[START Dataset entries]

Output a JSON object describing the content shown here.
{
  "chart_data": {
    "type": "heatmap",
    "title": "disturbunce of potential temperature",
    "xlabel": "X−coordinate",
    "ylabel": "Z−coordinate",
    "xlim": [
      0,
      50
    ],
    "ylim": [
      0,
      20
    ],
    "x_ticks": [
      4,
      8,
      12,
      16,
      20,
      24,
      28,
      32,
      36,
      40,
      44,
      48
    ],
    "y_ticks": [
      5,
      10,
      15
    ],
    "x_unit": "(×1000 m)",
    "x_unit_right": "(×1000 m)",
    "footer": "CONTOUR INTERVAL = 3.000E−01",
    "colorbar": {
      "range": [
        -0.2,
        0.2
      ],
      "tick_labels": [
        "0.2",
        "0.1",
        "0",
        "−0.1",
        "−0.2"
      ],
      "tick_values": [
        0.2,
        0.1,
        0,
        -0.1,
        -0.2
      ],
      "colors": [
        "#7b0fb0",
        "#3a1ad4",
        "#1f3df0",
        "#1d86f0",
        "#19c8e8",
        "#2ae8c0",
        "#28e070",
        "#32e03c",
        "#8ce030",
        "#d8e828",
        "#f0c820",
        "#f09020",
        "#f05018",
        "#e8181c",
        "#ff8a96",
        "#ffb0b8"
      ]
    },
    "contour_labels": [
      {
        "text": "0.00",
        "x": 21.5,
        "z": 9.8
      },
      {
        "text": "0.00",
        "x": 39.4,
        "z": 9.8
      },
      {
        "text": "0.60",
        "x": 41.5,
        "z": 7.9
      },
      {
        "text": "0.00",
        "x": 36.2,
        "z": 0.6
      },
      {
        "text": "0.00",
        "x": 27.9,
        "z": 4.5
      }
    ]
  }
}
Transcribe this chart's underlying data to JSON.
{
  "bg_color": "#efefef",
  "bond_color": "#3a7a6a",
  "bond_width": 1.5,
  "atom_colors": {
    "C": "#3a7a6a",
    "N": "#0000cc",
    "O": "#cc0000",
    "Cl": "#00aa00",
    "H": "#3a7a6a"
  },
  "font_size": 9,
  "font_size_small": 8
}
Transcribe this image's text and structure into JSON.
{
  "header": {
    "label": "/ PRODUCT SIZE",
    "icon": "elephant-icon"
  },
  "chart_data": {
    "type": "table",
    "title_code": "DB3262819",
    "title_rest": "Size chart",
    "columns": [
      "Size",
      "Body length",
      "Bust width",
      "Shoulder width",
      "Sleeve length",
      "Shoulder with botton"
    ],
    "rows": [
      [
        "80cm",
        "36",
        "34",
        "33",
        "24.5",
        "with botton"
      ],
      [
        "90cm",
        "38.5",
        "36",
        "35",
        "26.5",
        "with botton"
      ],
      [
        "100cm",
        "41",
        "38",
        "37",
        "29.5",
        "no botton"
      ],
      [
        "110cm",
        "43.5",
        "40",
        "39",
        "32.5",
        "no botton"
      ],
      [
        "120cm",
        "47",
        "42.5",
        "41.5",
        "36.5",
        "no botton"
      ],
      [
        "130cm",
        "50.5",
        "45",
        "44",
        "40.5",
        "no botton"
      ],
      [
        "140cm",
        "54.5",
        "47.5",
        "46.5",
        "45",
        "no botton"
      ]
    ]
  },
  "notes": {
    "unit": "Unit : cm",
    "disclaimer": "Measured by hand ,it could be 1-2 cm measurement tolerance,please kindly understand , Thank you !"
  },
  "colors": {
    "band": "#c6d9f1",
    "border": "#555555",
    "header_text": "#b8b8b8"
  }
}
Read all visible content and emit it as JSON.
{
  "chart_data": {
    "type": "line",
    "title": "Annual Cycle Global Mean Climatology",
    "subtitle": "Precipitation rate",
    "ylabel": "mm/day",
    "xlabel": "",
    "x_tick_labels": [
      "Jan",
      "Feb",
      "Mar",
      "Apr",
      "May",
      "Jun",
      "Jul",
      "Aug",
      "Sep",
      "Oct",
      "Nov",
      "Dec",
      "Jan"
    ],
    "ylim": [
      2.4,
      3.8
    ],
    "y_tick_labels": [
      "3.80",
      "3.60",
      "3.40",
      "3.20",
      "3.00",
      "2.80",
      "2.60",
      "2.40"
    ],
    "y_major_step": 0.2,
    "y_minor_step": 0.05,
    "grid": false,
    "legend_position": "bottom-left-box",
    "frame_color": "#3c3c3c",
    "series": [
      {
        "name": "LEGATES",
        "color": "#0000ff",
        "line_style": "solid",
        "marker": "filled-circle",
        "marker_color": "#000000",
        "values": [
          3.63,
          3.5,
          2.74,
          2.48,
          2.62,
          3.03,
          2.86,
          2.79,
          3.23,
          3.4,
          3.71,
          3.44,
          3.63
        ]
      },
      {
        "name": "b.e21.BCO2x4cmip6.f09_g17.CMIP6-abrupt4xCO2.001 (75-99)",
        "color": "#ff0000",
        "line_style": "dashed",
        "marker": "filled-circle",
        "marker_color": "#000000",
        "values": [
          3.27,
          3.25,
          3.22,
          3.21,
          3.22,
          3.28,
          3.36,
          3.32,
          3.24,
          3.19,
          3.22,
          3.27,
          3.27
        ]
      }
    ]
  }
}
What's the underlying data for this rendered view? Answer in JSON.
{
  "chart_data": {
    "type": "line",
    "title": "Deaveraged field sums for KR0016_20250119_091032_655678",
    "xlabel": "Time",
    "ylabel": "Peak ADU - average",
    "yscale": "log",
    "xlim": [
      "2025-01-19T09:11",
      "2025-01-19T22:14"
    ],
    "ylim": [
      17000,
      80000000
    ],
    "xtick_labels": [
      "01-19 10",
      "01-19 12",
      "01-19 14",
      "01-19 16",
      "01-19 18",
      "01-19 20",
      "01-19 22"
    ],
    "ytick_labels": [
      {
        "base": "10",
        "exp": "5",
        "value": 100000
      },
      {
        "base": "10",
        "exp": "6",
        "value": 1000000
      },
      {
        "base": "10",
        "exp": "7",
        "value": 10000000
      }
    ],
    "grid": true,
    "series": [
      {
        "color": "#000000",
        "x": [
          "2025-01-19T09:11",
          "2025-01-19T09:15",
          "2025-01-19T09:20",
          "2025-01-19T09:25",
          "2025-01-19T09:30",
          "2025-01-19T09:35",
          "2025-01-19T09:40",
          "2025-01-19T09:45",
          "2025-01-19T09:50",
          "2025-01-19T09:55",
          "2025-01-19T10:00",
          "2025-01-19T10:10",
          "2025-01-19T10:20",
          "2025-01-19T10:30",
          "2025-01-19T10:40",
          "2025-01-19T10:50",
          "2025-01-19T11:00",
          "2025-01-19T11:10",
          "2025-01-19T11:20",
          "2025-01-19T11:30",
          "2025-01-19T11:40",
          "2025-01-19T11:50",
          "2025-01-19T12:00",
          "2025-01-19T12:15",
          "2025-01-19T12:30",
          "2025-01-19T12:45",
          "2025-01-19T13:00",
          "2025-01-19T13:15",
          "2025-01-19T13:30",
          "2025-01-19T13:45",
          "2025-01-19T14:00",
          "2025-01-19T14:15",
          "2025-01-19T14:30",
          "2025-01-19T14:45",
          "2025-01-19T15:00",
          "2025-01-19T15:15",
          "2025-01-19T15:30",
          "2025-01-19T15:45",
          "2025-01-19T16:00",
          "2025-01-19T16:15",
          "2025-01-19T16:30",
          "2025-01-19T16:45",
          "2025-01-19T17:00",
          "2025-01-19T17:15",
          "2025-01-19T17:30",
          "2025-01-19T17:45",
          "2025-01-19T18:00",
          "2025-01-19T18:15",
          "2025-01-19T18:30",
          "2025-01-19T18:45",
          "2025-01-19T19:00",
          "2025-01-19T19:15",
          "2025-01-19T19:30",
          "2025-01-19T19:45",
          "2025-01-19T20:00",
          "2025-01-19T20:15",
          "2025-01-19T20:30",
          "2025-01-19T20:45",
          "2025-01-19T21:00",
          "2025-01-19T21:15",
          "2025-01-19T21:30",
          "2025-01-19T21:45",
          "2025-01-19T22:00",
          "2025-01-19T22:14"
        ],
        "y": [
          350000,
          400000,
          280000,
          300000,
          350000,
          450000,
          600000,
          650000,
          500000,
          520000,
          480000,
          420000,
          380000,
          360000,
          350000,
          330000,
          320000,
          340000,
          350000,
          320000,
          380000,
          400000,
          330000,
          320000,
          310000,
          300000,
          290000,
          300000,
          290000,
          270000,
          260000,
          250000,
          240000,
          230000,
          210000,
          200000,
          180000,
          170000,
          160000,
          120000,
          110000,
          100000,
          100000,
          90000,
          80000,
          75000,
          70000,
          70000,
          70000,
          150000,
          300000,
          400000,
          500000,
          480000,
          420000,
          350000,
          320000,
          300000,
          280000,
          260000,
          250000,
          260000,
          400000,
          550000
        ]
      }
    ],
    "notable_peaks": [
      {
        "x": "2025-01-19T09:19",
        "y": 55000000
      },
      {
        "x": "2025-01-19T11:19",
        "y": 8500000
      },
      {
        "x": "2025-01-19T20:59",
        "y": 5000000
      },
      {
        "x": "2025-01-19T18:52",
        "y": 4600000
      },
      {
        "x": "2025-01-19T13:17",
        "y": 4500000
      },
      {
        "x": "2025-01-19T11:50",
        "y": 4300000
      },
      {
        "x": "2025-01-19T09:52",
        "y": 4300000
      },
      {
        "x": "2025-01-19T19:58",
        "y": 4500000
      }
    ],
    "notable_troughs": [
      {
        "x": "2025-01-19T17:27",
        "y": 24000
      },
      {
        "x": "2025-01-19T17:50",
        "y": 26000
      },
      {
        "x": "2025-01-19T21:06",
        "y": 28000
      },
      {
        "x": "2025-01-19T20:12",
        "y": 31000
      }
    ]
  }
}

[END Dataset entries]

## The request
Copy each line from the data above that includes "type".

## Solution to this exercise
    "type": "heatmap",
    "type": "table",
    "type": "line",
    "type": "line",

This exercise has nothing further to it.